═════ Provided data ═════
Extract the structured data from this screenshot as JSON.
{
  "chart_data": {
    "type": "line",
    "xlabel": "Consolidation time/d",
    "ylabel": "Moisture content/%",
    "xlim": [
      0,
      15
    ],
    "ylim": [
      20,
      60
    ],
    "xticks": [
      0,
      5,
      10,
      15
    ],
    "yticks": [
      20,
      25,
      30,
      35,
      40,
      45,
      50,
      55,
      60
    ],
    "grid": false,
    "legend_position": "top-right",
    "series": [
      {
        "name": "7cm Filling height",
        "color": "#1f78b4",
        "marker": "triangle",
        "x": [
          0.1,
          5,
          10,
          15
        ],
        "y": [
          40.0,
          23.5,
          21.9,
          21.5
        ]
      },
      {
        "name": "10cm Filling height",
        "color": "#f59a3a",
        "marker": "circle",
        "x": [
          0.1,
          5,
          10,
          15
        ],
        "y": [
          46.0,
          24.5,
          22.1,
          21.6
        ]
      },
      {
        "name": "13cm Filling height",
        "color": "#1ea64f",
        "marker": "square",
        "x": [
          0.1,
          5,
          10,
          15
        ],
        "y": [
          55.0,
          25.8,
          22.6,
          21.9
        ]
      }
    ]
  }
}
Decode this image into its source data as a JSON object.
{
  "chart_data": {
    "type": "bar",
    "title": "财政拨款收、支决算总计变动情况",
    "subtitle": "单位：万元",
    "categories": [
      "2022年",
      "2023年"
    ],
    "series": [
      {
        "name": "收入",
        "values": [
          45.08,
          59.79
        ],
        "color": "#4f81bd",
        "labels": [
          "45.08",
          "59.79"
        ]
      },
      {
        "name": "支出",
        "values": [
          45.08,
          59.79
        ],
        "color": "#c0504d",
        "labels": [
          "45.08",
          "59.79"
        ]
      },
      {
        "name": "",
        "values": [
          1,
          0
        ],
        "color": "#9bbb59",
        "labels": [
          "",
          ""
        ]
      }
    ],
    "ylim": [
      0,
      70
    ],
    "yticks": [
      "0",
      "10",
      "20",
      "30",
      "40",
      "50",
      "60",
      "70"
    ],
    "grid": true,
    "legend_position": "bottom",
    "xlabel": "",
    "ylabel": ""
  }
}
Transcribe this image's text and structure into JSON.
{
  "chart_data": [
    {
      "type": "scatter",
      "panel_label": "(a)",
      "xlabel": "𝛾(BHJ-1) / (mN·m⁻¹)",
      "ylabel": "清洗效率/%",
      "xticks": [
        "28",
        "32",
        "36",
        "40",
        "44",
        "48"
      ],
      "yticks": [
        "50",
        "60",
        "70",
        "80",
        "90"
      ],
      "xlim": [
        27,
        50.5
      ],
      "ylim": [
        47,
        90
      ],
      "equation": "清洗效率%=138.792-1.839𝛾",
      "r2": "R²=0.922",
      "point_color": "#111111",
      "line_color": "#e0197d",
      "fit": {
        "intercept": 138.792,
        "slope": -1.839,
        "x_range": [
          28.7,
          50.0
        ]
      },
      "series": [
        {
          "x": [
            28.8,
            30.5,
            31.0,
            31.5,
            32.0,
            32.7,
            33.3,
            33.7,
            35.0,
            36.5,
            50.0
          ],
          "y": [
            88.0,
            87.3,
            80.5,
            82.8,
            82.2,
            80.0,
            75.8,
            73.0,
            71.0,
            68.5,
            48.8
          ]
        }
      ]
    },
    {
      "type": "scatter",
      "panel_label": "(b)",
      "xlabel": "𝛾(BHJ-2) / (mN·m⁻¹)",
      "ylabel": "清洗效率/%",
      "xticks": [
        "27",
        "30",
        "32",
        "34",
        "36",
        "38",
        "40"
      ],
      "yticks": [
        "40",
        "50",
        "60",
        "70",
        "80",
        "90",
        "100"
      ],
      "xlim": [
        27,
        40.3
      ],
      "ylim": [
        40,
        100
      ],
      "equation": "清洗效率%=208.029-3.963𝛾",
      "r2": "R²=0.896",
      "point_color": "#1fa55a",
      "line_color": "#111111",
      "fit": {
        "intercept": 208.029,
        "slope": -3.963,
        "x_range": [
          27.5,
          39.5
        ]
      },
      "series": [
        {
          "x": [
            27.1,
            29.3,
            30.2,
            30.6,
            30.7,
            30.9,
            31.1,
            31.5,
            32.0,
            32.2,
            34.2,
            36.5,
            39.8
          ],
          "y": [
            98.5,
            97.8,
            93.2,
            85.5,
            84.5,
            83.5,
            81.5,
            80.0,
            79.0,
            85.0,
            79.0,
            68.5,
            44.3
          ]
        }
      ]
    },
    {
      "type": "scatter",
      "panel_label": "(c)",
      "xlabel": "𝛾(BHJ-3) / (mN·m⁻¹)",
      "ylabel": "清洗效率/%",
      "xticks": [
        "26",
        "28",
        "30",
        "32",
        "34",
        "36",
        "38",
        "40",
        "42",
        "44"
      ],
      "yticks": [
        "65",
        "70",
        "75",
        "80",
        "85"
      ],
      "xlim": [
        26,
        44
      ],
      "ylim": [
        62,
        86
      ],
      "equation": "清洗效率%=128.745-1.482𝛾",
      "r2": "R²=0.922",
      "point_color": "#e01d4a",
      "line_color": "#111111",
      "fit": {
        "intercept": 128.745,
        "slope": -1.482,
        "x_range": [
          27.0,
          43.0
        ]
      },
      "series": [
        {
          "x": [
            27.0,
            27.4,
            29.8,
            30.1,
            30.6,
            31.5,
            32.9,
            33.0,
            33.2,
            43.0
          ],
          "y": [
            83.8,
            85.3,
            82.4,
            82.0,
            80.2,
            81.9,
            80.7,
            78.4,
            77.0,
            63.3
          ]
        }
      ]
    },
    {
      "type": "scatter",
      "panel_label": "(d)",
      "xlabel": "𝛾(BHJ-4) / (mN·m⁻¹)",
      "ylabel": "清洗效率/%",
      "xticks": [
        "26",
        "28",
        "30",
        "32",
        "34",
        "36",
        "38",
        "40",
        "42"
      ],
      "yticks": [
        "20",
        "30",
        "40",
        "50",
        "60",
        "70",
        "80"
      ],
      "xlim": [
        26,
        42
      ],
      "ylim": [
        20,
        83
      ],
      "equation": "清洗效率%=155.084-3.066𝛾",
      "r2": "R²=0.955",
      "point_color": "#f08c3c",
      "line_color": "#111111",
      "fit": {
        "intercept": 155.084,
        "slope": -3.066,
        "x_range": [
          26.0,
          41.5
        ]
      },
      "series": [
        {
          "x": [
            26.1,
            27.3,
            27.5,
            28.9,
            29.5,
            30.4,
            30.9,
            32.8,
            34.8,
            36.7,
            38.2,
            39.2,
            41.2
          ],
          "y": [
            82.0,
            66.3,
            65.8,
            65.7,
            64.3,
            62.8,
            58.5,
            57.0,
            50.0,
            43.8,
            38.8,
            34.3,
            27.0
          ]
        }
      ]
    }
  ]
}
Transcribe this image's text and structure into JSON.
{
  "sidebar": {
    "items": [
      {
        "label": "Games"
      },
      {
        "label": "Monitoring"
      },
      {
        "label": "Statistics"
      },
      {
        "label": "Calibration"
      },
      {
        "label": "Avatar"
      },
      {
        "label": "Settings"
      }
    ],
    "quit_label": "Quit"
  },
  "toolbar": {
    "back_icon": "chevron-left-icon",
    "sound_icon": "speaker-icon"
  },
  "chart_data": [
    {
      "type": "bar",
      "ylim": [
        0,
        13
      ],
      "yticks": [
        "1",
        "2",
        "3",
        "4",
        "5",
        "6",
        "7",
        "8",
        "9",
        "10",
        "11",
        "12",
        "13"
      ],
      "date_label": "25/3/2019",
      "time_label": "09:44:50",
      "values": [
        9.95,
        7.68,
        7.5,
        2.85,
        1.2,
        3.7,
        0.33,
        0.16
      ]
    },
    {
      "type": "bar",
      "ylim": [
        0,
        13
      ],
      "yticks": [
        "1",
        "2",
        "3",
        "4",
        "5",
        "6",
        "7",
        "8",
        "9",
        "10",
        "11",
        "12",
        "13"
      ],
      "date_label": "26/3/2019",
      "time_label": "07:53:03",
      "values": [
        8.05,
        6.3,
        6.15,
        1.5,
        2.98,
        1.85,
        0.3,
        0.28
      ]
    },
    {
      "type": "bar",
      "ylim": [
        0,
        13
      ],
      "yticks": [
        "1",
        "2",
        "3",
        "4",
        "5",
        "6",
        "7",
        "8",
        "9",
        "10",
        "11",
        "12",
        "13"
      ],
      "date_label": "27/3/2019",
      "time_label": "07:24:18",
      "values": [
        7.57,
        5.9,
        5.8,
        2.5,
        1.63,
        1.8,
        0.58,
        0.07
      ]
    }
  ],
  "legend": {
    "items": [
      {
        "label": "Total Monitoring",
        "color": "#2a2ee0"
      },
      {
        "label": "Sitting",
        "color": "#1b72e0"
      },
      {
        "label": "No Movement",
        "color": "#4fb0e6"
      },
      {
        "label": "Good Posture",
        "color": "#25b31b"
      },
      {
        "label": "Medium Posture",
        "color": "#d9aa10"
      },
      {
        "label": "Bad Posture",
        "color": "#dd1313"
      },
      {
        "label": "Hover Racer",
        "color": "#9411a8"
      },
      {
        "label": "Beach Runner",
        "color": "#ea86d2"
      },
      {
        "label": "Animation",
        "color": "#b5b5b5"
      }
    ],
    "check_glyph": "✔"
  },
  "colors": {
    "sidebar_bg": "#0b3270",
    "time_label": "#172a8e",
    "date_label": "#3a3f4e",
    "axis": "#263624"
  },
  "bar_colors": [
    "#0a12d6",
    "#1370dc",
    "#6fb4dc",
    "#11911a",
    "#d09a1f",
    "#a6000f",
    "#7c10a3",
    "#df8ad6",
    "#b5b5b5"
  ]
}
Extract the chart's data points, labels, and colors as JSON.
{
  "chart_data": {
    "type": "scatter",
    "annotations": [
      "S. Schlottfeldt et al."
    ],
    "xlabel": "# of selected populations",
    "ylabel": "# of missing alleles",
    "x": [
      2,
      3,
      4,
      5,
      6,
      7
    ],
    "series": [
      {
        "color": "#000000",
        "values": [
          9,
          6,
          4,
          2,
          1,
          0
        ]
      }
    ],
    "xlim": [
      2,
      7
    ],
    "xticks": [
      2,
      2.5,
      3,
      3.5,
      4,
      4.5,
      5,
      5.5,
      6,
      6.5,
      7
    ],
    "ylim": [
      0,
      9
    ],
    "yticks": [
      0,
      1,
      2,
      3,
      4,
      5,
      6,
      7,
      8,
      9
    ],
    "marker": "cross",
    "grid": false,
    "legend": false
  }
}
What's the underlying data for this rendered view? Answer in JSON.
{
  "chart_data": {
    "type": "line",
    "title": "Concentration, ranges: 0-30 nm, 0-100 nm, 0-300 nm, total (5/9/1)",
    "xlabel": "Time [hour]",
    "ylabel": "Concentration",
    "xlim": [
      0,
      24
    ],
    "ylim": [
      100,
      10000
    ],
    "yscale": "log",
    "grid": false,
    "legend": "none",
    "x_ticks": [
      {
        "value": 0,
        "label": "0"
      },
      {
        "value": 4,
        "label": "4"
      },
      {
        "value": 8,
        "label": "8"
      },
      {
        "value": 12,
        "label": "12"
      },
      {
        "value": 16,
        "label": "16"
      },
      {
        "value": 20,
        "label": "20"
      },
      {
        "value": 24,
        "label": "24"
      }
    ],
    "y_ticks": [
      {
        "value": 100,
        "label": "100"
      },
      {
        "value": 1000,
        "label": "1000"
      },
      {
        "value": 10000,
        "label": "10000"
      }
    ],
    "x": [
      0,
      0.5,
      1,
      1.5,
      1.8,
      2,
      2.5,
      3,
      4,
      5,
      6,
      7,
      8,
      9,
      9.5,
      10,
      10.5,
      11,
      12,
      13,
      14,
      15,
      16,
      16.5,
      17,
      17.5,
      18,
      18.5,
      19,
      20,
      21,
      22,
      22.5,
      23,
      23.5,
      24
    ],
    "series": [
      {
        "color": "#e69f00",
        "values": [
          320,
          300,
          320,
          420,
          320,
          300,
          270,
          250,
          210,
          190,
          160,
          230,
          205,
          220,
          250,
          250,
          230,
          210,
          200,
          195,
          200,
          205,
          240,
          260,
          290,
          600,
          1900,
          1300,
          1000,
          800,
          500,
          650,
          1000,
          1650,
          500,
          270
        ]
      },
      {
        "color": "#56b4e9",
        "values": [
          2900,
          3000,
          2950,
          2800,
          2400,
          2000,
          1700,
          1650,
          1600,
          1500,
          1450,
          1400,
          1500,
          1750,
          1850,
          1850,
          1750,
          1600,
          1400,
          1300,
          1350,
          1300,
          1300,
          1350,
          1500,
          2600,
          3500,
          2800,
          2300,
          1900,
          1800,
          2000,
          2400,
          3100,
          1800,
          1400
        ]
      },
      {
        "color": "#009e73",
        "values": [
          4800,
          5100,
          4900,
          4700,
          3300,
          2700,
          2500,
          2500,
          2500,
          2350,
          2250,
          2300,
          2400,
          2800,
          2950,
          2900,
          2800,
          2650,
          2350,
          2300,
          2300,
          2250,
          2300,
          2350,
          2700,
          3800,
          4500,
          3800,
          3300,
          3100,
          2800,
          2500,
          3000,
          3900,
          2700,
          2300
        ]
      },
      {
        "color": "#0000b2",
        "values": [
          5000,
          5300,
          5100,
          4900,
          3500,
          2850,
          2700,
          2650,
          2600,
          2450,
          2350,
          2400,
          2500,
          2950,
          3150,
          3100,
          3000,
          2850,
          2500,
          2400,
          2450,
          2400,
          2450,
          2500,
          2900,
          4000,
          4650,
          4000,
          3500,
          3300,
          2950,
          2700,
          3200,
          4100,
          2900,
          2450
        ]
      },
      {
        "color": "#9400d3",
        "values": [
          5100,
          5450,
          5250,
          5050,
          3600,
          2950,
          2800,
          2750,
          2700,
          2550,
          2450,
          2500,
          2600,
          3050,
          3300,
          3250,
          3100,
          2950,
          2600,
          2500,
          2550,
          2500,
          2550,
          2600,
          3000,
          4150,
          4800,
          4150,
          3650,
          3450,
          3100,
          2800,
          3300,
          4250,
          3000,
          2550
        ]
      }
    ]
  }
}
═════
Work required: Identify each line in the entries with the word "this" and copy it.

Written solution:
Extract the structured data from this screenshot as JSON.
Decode this image into its source data as a JSON object.
Transcribe this image's text and structure into JSON.
Transcribe this image's text and structure into JSON.
What's the underlying data for this rendered view? Answer in JSON.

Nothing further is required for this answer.